* Stored data entries:
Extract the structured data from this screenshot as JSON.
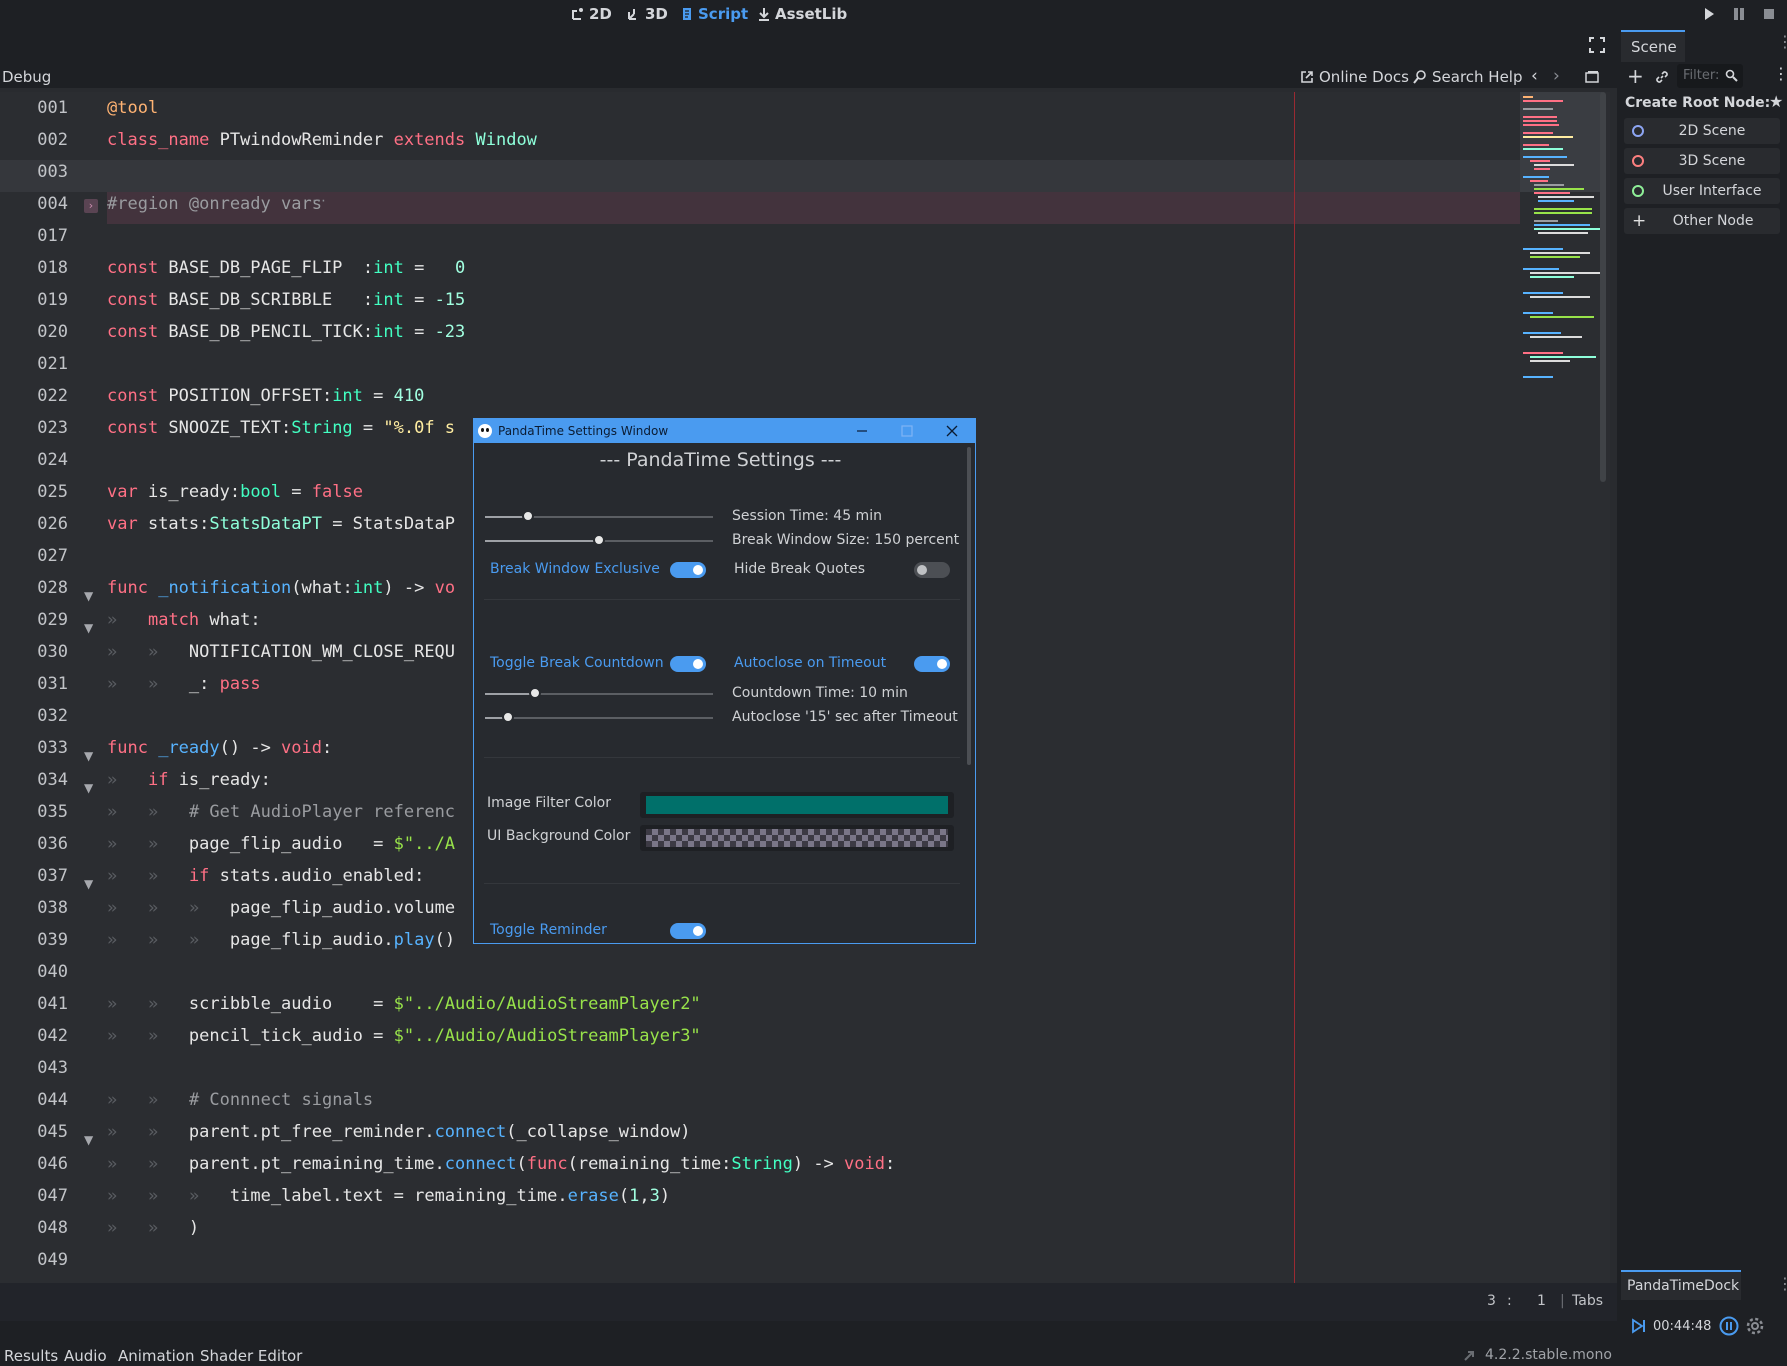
{
  "top_tabs": [
    {
      "label": "2D",
      "icon": "2d-icon"
    },
    {
      "label": "3D",
      "icon": "3d-icon"
    },
    {
      "label": "Script",
      "icon": "script-icon",
      "active": true
    },
    {
      "label": "AssetLib",
      "icon": "download-icon"
    }
  ],
  "toolbar": {
    "debug_label": "Debug",
    "online_docs": "Online Docs",
    "search_help": "Search Help"
  },
  "code_lines": [
    {
      "n": "001",
      "html": "<span class='an'>@tool</span>"
    },
    {
      "n": "002",
      "html": "<span class='kw'>class_name</span> PTwindowReminder <span class='kw'>extends</span> <span class='cls'>Window</span>"
    },
    {
      "n": "003",
      "html": ""
    },
    {
      "n": "004",
      "html": "<span class='cm'>#region @onready vars</span>"
    },
    {
      "n": "017",
      "html": ""
    },
    {
      "n": "018",
      "html": "<span class='kw'>const</span> BASE_DB_PAGE_FLIP  :<span class='tp'>int</span> =   <span class='num'>0</span>"
    },
    {
      "n": "019",
      "html": "<span class='kw'>const</span> BASE_DB_SCRIBBLE   :<span class='tp'>int</span> = <span class='num'>-15</span>"
    },
    {
      "n": "020",
      "html": "<span class='kw'>const</span> BASE_DB_PENCIL_TICK:<span class='tp'>int</span> = <span class='num'>-23</span>"
    },
    {
      "n": "021",
      "html": ""
    },
    {
      "n": "022",
      "html": "<span class='kw'>const</span> POSITION_OFFSET:<span class='tp'>int</span> = <span class='num'>410</span>"
    },
    {
      "n": "023",
      "html": "<span class='kw'>const</span> SNOOZE_TEXT:<span class='tp'>String</span> = <span class='str'>\"%.0f s</span>"
    },
    {
      "n": "024",
      "html": ""
    },
    {
      "n": "025",
      "html": "<span class='kw'>var</span> is_ready:<span class='tp'>bool</span> = <span class='kw'>false</span>"
    },
    {
      "n": "026",
      "html": "<span class='kw'>var</span> stats:<span class='cls'>StatsDataPT</span> = StatsDataP"
    },
    {
      "n": "027",
      "html": ""
    },
    {
      "n": "028",
      "html": "<span class='kw'>func</span> <span class='fn'>_notification</span>(what:<span class='tp'>int</span>) -> <span class='kw'>vo</span>"
    },
    {
      "n": "029",
      "html": "<span class='tabmark'>»</span>   <span class='kw'>match</span> what:"
    },
    {
      "n": "030",
      "html": "<span class='tabmark'>»</span>   <span class='tabmark'>»</span>   NOTIFICATION_WM_CLOSE_REQU"
    },
    {
      "n": "031",
      "html": "<span class='tabmark'>»</span>   <span class='tabmark'>»</span>   _: <span class='kw'>pass</span>"
    },
    {
      "n": "032",
      "html": ""
    },
    {
      "n": "033",
      "html": "<span class='kw'>func</span> <span class='fn'>_ready</span>() -> <span class='kw'>void</span>:"
    },
    {
      "n": "034",
      "html": "<span class='tabmark'>»</span>   <span class='kw'>if</span> is_ready:"
    },
    {
      "n": "035",
      "html": "<span class='tabmark'>»</span>   <span class='tabmark'>»</span>   <span class='cm'># Get AudioPlayer referenc</span>"
    },
    {
      "n": "036",
      "html": "<span class='tabmark'>»</span>   <span class='tabmark'>»</span>   page_flip_audio   = <span class='str2'>$\"../A</span>"
    },
    {
      "n": "037",
      "html": "<span class='tabmark'>»</span>   <span class='tabmark'>»</span>   <span class='kw'>if</span> stats.audio_enabled:"
    },
    {
      "n": "038",
      "html": "<span class='tabmark'>»</span>   <span class='tabmark'>»</span>   <span class='tabmark'>»</span>   page_flip_audio.volume"
    },
    {
      "n": "039",
      "html": "<span class='tabmark'>»</span>   <span class='tabmark'>»</span>   <span class='tabmark'>»</span>   page_flip_audio.<span class='fn'>play</span>()"
    },
    {
      "n": "040",
      "html": ""
    },
    {
      "n": "041",
      "html": "<span class='tabmark'>»</span>   <span class='tabmark'>»</span>   scribble_audio    = <span class='str2'>$\"../Audio/AudioStreamPlayer2\"</span>"
    },
    {
      "n": "042",
      "html": "<span class='tabmark'>»</span>   <span class='tabmark'>»</span>   pencil_tick_audio = <span class='str2'>$\"../Audio/AudioStreamPlayer3\"</span>"
    },
    {
      "n": "043",
      "html": ""
    },
    {
      "n": "044",
      "html": "<span class='tabmark'>»</span>   <span class='tabmark'>»</span>   <span class='cm'># Connnect signals</span>"
    },
    {
      "n": "045",
      "html": "<span class='tabmark'>»</span>   <span class='tabmark'>»</span>   parent.pt_free_reminder.<span class='fn'>connect</span>(_collapse_window)"
    },
    {
      "n": "046",
      "html": "<span class='tabmark'>»</span>   <span class='tabmark'>»</span>   parent.pt_remaining_time.<span class='fn'>connect</span>(<span class='kw'>func</span>(remaining_time:<span class='tp'>String</span>) -> <span class='kw'>void</span>:"
    },
    {
      "n": "047",
      "html": "<span class='tabmark'>»</span>   <span class='tabmark'>»</span>   <span class='tabmark'>»</span>   time_label.text = remaining_time.<span class='fn'>erase</span>(<span class='num'>1</span>,<span class='num'>3</span>)"
    },
    {
      "n": "048",
      "html": "<span class='tabmark'>»</span>   <span class='tabmark'>»</span>   )"
    },
    {
      "n": "049",
      "html": ""
    }
  ],
  "status": {
    "line": "3",
    "sep": ":",
    "col": "1",
    "indent": "Tabs",
    "version": "4.2.2.stable.mono"
  },
  "bottom_tabs": [
    "Results",
    "Audio",
    "Animation",
    "Shader Editor"
  ],
  "scene_dock": {
    "tab": "Scene",
    "filter_placeholder": "Filter:",
    "create_root": "Create Root Node:",
    "nodes": [
      {
        "label": "2D Scene",
        "icon": "circle-blue-icon",
        "color": "#8da5f3"
      },
      {
        "label": "3D Scene",
        "icon": "circle-red-icon",
        "color": "#fc7f7f"
      },
      {
        "label": "User Interface",
        "icon": "circle-green-icon",
        "color": "#8eef97"
      },
      {
        "label": "Other Node",
        "icon": "plus-icon",
        "color": "#e0e0e0"
      }
    ]
  },
  "panda_dock": {
    "tab": "PandaTimeDock",
    "time": "00:44:48"
  },
  "dialog": {
    "title": "PandaTime Settings Window",
    "heading": "--- PandaTime Settings ---",
    "session_time": "Session Time: 45 min",
    "session_value": 0.19,
    "break_size": "Break Window Size: 150 percent",
    "break_size_value": 0.5,
    "break_exclusive": "Break Window Exclusive",
    "break_exclusive_on": true,
    "hide_quotes": "Hide Break Quotes",
    "hide_quotes_on": false,
    "toggle_countdown": "Toggle Break Countdown",
    "toggle_countdown_on": true,
    "autoclose": "Autoclose on Timeout",
    "autoclose_on": true,
    "countdown_time": "Countdown Time: 10 min",
    "countdown_value": 0.22,
    "autoclose_after": "Autoclose '15' sec after Timeout",
    "autoclose_after_value": 0.1,
    "image_filter_label": "Image Filter Color",
    "image_filter_color": "#00706a",
    "ui_bg_label": "UI Background Color",
    "toggle_reminder": "Toggle Reminder",
    "toggle_reminder_on": true
  },
  "colors": {
    "accent": "#4a9bf0",
    "background": "#2b2d31"
  }
}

* OBJECTIVE: Omit any images, then output the listing exactly.

* WRITTEN SOLUTION:
Extract the structured data from this screenshot as JSON.
{
  "top_tabs": [
    {
      "label": "2D",
      "icon": "2d-icon"
    },
    {
      "label": "3D",
      "icon": "3d-icon"
    },
    {
      "label": "Script",
      "icon": "script-icon",
      "active": true
    },
    {
      "label": "AssetLib",
      "icon": "download-icon"
    }
  ],
  "toolbar": {
    "debug_label": "Debug",
    "online_docs": "Online Docs",
    "search_help": "Search Help"
  },
  "code_lines": [
    {
      "n": "001",
      "html": "<span class='an'>@tool</span>"
    },
    {
      "n": "002",
      "html": "<span class='kw'>class_name</span> PTwindowReminder <span class='kw'>extends</span> <span class='cls'>Window</span>"
    },
    {
      "n": "003",
      "html": ""
    },
    {
      "n": "004",
      "html": "<span class='cm'>#region @onready vars</span>"
    },
    {
      "n": "017",
      "html": ""
    },
    {
      "n": "018",
      "html": "<span class='kw'>const</span> BASE_DB_PAGE_FLIP  :<span class='tp'>int</span> =   <span class='num'>0</span>"
    },
    {
      "n": "019",
      "html": "<span class='kw'>const</span> BASE_DB_SCRIBBLE   :<span class='tp'>int</span> = <span class='num'>-15</span>"
    },
    {
      "n": "020",
      "html": "<span class='kw'>const</span> BASE_DB_PENCIL_TICK:<span class='tp'>int</span> = <span class='num'>-23</span>"
    },
    {
      "n": "021",
      "html": ""
    },
    {
      "n": "022",
      "html": "<span class='kw'>const</span> POSITION_OFFSET:<span class='tp'>int</span> = <span class='num'>410</span>"
    },
    {
      "n": "023",
      "html": "<span class='kw'>const</span> SNOOZE_TEXT:<span class='tp'>String</span> = <span class='str'>\"%.0f s</span>"
    },
    {
      "n": "024",
      "html": ""
    },
    {
      "n": "025",
      "html": "<span class='kw'>var</span> is_ready:<span class='tp'>bool</span> = <span class='kw'>false</span>"
    },
    {
      "n": "026",
      "html": "<span class='kw'>var</span> stats:<span class='cls'>StatsDataPT</span> = StatsDataP"
    },
    {
      "n": "027",
      "html": ""
    },
    {
      "n": "028",
      "html": "<span class='kw'>func</span> <span class='fn'>_notification</span>(what:<span class='tp'>int</span>) -> <span class='kw'>vo</span>"
    },
    {
      "n": "029",
      "html": "<span class='tabmark'>»</span>   <span class='kw'>match</span> what:"
    },
    {
      "n": "030",
      "html": "<span class='tabmark'>»</span>   <span class='tabmark'>»</span>   NOTIFICATION_WM_CLOSE_REQU"
    },
    {
      "n": "031",
      "html": "<span class='tabmark'>»</span>   <span class='tabmark'>»</span>   _: <span class='kw'>pass</span>"
    },
    {
      "n": "032",
      "html": ""
    },
    {
      "n": "033",
      "html": "<span class='kw'>func</span> <span class='fn'>_ready</span>() -> <span class='kw'>void</span>:"
    },
    {
      "n": "034",
      "html": "<span class='tabmark'>»</span>   <span class='kw'>if</span> is_ready:"
    },
    {
      "n": "035",
      "html": "<span class='tabmark'>»</span>   <span class='tabmark'>»</span>   <span class='cm'># Get AudioPlayer referenc</span>"
    },
    {
      "n": "036",
      "html": "<span class='tabmark'>»</span>   <span class='tabmark'>»</span>   page_flip_audio   = <span class='str2'>$\"../A</span>"
    },
    {
      "n": "037",
      "html": "<span class='tabmark'>»</span>   <span class='tabmark'>»</span>   <span class='kw'>if</span> stats.audio_enabled:"
    },
    {
      "n": "038",
      "html": "<span class='tabmark'>»</span>   <span class='tabmark'>»</span>   <span class='tabmark'>»</span>   page_flip_audio.volume"
    },
    {
      "n": "039",
      "html": "<span class='tabmark'>»</span>   <span class='tabmark'>»</span>   <span class='tabmark'>»</span>   page_flip_audio.<span class='fn'>play</span>()"
    },
    {
      "n": "040",
      "html": ""
    },
    {
      "n": "041",
      "html": "<span class='tabmark'>»</span>   <span class='tabmark'>»</span>   scribble_audio    = <span class='str2'>$\"../Audio/AudioStreamPlayer2\"</span>"
    },
    {
      "n": "042",
      "html": "<span class='tabmark'>»</span>   <span class='tabmark'>»</span>   pencil_tick_audio = <span class='str2'>$\"../Audio/AudioStreamPlayer3\"</span>"
    },
    {
      "n": "043",
      "html": ""
    },
    {
      "n": "044",
      "html": "<span class='tabmark'>»</span>   <span class='tabmark'>»</span>   <span class='cm'># Connnect signals</span>"
    },
    {
      "n": "045",
      "html": "<span class='tabmark'>»</span>   <span class='tabmark'>»</span>   parent.pt_free_reminder.<span class='fn'>connect</span>(_collapse_window)"
    },
    {
      "n": "046",
      "html": "<span class='tabmark'>»</span>   <span class='tabmark'>»</span>   parent.pt_remaining_time.<span class='fn'>connect</span>(<span class='kw'>func</span>(remaining_time:<span class='tp'>String</span>) -> <span class='kw'>void</span>:"
    },
    {
      "n": "047",
      "html": "<span class='tabmark'>»</span>   <span class='tabmark'>»</span>   <span class='tabmark'>»</span>   time_label.text = remaining_time.<span class='fn'>erase</span>(<span class='num'>1</span>,<span class='num'>3</span>)"
    },
    {
      "n": "048",
      "html": "<span class='tabmark'>»</span>   <span class='tabmark'>»</span>   )"
    },
    {
      "n": "049",
      "html": ""
    }
  ],
  "status": {
    "line": "3",
    "sep": ":",
    "col": "1",
    "indent": "Tabs",
    "version": "4.2.2.stable.mono"
  },
  "bottom_tabs": [
    "Results",
    "Audio",
    "Animation",
    "Shader Editor"
  ],
  "scene_dock": {
    "tab": "Scene",
    "filter_placeholder": "Filter:",
    "create_root": "Create Root Node:",
    "nodes": [
      {
        "label": "2D Scene",
        "icon": "circle-blue-icon",
        "color": "#8da5f3"
      },
      {
        "label": "3D Scene",
        "icon": "circle-red-icon",
        "color": "#fc7f7f"
      },
      {
        "label": "User Interface",
        "icon": "circle-green-icon",
        "color": "#8eef97"
      },
      {
        "label": "Other Node",
        "icon": "plus-icon",
        "color": "#e0e0e0"
      }
    ]
  },
  "panda_dock": {
    "tab": "PandaTimeDock",
    "time": "00:44:48"
  },
  "dialog": {
    "title": "PandaTime Settings Window",
    "heading": "--- PandaTime Settings ---",
    "session_time": "Session Time: 45 min",
    "session_value": 0.19,
    "break_size": "Break Window Size: 150 percent",
    "break_size_value": 0.5,
    "break_exclusive": "Break Window Exclusive",
    "break_exclusive_on": true,
    "hide_quotes": "Hide Break Quotes",
    "hide_quotes_on": false,
    "toggle_countdown": "Toggle Break Countdown",
    "toggle_countdown_on": true,
    "autoclose": "Autoclose on Timeout",
    "autoclose_on": true,
    "countdown_time": "Countdown Time: 10 min",
    "countdown_value": 0.22,
    "autoclose_after": "Autoclose '15' sec after Timeout",
    "autoclose_after_value": 0.1,
    "image_filter_label": "Image Filter Color",
    "image_filter_color": "#00706a",
    "ui_bg_label": "UI Background Color",
    "toggle_reminder": "Toggle Reminder",
    "toggle_reminder_on": true
  },
  "colors": {
    "accent": "#4a9bf0",
    "background": "#2b2d31"
  }
}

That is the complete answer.